§ ITEMS
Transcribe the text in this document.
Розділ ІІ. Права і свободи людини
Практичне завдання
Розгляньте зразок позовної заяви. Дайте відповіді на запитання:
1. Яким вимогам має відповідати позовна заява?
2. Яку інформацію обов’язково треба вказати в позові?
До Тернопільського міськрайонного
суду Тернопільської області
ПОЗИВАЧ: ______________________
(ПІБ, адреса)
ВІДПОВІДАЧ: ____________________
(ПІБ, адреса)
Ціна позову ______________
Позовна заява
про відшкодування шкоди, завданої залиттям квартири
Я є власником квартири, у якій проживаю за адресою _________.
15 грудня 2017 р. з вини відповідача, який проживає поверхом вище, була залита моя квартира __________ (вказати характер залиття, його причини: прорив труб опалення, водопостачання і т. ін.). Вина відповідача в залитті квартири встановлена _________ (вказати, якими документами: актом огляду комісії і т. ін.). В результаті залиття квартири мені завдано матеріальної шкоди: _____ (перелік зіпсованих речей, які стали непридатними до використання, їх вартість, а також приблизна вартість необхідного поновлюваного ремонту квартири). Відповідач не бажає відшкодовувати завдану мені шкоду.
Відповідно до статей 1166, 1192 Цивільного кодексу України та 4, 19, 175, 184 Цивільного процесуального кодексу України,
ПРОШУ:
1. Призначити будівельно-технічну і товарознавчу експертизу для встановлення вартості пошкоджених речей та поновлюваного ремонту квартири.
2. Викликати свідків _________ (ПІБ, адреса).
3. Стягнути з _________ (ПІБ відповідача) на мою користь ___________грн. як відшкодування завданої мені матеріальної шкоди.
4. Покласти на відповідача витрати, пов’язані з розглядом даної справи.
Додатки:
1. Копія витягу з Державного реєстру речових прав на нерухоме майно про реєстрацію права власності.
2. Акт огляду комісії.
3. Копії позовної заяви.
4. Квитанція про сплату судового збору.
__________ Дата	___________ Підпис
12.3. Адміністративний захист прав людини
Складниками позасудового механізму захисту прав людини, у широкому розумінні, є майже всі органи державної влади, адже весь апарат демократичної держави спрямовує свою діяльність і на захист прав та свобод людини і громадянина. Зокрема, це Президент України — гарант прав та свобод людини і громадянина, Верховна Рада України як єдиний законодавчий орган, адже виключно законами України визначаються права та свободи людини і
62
---
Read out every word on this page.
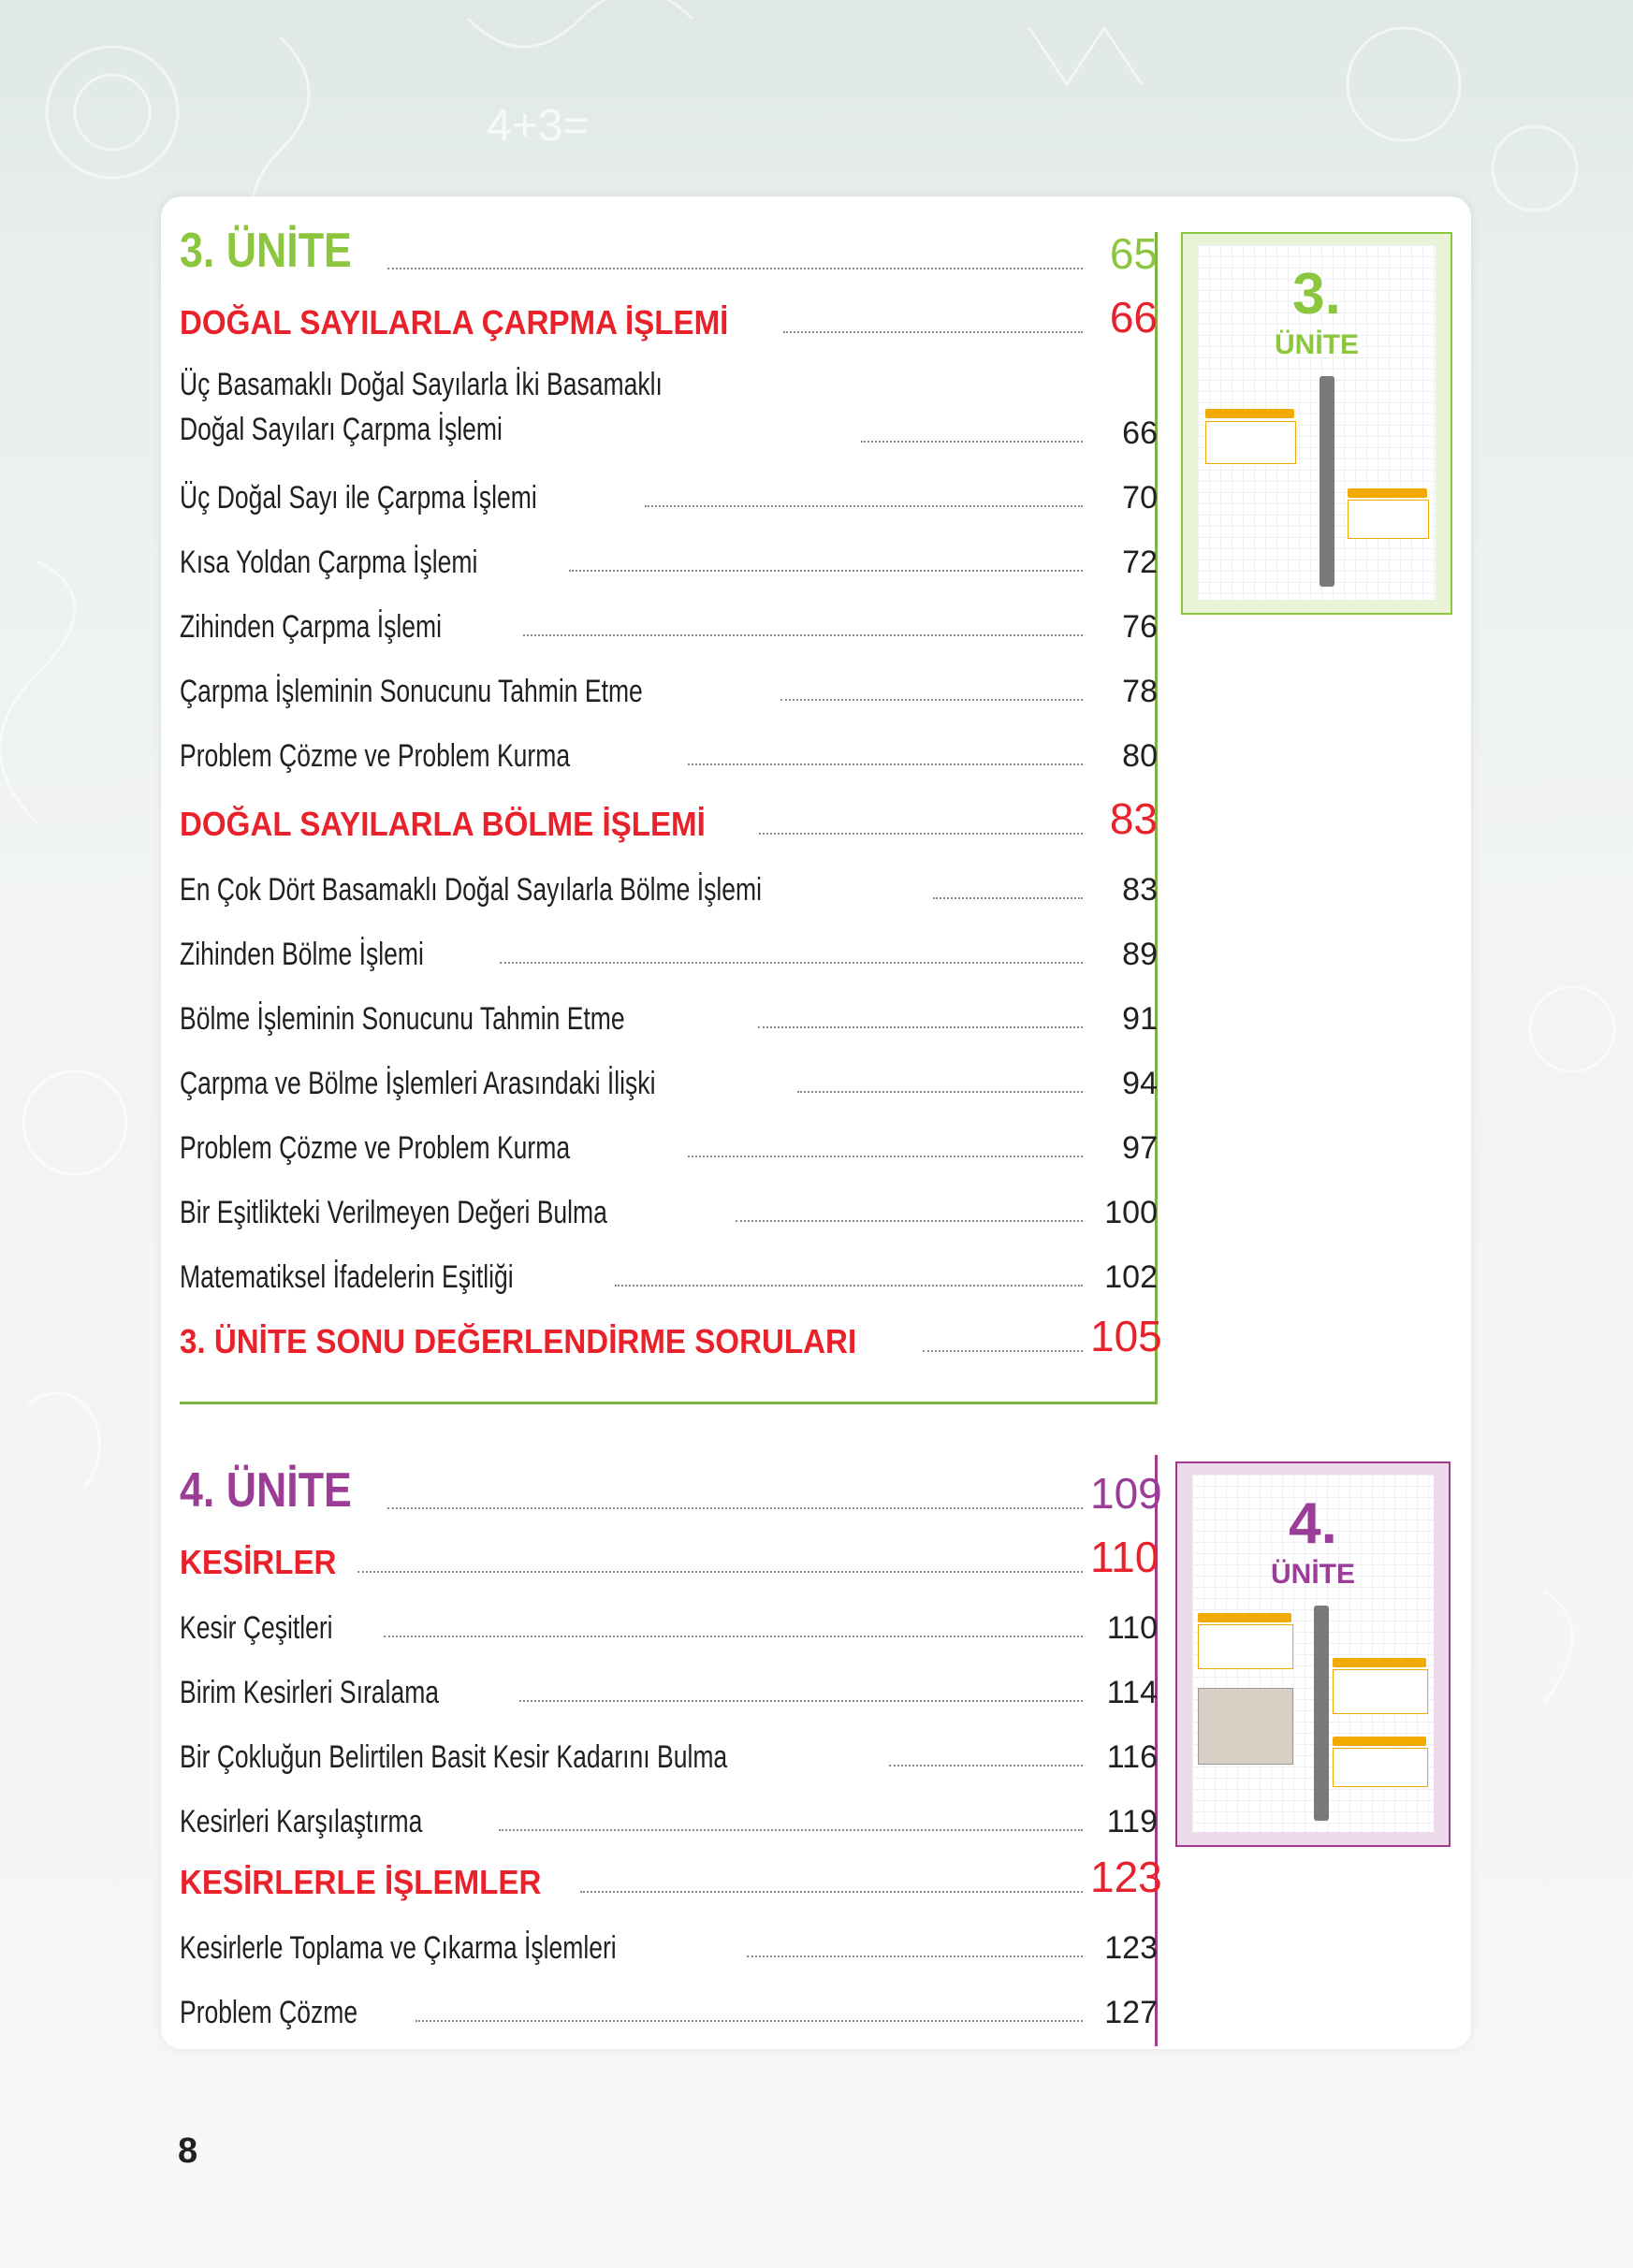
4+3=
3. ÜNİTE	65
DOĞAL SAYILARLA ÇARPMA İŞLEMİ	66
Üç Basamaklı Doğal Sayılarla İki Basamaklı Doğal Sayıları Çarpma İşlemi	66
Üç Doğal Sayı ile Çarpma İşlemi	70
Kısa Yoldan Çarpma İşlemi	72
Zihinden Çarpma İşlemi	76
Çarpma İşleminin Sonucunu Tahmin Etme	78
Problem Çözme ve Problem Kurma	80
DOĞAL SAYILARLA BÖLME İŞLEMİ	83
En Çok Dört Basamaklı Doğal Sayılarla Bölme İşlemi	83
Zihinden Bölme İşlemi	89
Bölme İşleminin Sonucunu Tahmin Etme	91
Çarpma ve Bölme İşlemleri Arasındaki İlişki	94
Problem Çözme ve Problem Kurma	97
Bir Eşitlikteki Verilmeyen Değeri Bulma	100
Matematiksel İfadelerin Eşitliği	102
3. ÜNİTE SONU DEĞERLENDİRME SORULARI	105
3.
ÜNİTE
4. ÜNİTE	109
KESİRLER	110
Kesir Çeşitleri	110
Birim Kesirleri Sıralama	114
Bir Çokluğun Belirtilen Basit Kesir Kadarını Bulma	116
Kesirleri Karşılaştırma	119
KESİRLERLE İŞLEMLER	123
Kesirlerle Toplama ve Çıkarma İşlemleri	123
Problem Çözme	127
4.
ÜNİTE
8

§ WHAT TO WORK ON
Reply with only the number of lines in the material above where the string "захист" appears.

§ SOLVED EXERCISE
2